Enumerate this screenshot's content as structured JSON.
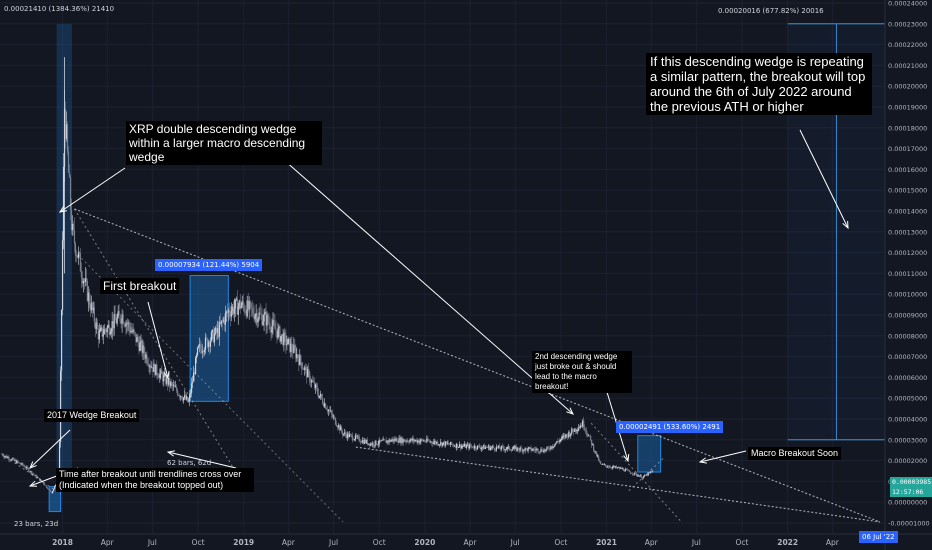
{
  "header": {
    "top_left": "0.00021410 (1384.36%) 21410",
    "top_center": "0.00020016 (677.82%) 20016"
  },
  "annotations": {
    "projection_note": "If this descending wedge is repeating a similar pattern, the breakout will top around the 6th of July 2022 around the previous ATH or higher",
    "double_wedge": "XRP double descending wedge within a larger macro descending wedge",
    "first_breakout": "First breakout",
    "wedge_2017": "2017 Wedge Breakout",
    "time_after": "Time after breakout until trendlines cross over (Indicated when the breakout topped out)",
    "second_wedge": "2nd descending wedge just broke out & should lead to the macro breakout!",
    "macro_soon": "Macro Breakout Soon"
  },
  "measurements": {
    "first_breakout_range": "0.00007934 (121.44%) 5904",
    "second_breakout_range": "0.00002491 (533.60%) 2491",
    "bars_2018": "62 bars, 62d",
    "bars_2017": "23 bars, 23d"
  },
  "badges": {
    "current_price": "0.00003985",
    "countdown": "12:57:06",
    "target_date": "06 Jul '22"
  },
  "colors": {
    "background": "#131722",
    "candle_up": "#d1d4dc",
    "candle_down": "#7a7f8e",
    "accent_blue": "#2962ff",
    "range_fill": "#1e88e5",
    "price_badge": "#26a69a",
    "trendline": "#d1d4dc"
  },
  "chart_data": {
    "type": "candlestick",
    "price_unit": "BTC",
    "x_axis_ticks": [
      "2018",
      "Apr",
      "Jul",
      "Oct",
      "2019",
      "Apr",
      "Jul",
      "Oct",
      "2020",
      "Apr",
      "Jul",
      "Oct",
      "2021",
      "Apr",
      "Jul",
      "Oct",
      "2022",
      "Apr"
    ],
    "y_axis_ticks": [
      "0.00024000",
      "0.00023000",
      "0.00022000",
      "0.00021000",
      "0.00020000",
      "0.00019000",
      "0.00018000",
      "0.00017000",
      "0.00016000",
      "0.00015000",
      "0.00014000",
      "0.00013000",
      "0.00012000",
      "0.00011000",
      "0.00010000",
      "0.00009000",
      "0.00008000",
      "0.00007000",
      "0.00006000",
      "0.00005000",
      "0.00004000",
      "0.00003000",
      "0.00002000",
      "0.00001000",
      "0.00000000",
      "-0.00001000"
    ],
    "ylim": [
      -1e-05,
      0.00024
    ],
    "price_path": [
      {
        "date": "2017-09-01",
        "price": 2.3e-05
      },
      {
        "date": "2017-10-15",
        "price": 1.75e-05
      },
      {
        "date": "2017-11-20",
        "price": 1e-05
      },
      {
        "date": "2017-12-10",
        "price": 4.5e-06
      },
      {
        "date": "2017-12-25",
        "price": 1.2e-05
      },
      {
        "date": "2018-01-05",
        "price": 0.00019
      },
      {
        "date": "2018-01-20",
        "price": 0.00013
      },
      {
        "date": "2018-02-15",
        "price": 0.000105
      },
      {
        "date": "2018-03-15",
        "price": 8e-05
      },
      {
        "date": "2018-05-01",
        "price": 9e-05
      },
      {
        "date": "2018-07-01",
        "price": 6.5e-05
      },
      {
        "date": "2018-09-12",
        "price": 4.8e-05
      },
      {
        "date": "2018-10-01",
        "price": 7.3e-05
      },
      {
        "date": "2018-11-10",
        "price": 8.2e-05
      },
      {
        "date": "2018-12-01",
        "price": 9.2e-05
      },
      {
        "date": "2018-12-25",
        "price": 9.5e-05
      },
      {
        "date": "2019-02-15",
        "price": 8.8e-05
      },
      {
        "date": "2019-04-15",
        "price": 7.2e-05
      },
      {
        "date": "2019-06-01",
        "price": 5.2e-05
      },
      {
        "date": "2019-07-20",
        "price": 3.3e-05
      },
      {
        "date": "2019-09-15",
        "price": 2.8e-05
      },
      {
        "date": "2019-11-01",
        "price": 3e-05
      },
      {
        "date": "2020-01-01",
        "price": 2.95e-05
      },
      {
        "date": "2020-03-15",
        "price": 2.7e-05
      },
      {
        "date": "2020-06-01",
        "price": 2.6e-05
      },
      {
        "date": "2020-09-01",
        "price": 2.5e-05
      },
      {
        "date": "2020-11-15",
        "price": 3.8e-05
      },
      {
        "date": "2020-12-20",
        "price": 1.8e-05
      },
      {
        "date": "2021-02-01",
        "price": 1.6e-05
      },
      {
        "date": "2021-03-15",
        "price": 1.2e-05
      },
      {
        "date": "2021-04-05",
        "price": 1.5e-05
      }
    ]
  }
}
──────────────────────────────
- GIVEN EXERCISE -
From the listing, copy each line containing the word "bars".

- SOLUTION TO THIS PROBLEM -
    "bars_2018": "62 bars, 62d",
    "bars_2017": "23 bars, 23d"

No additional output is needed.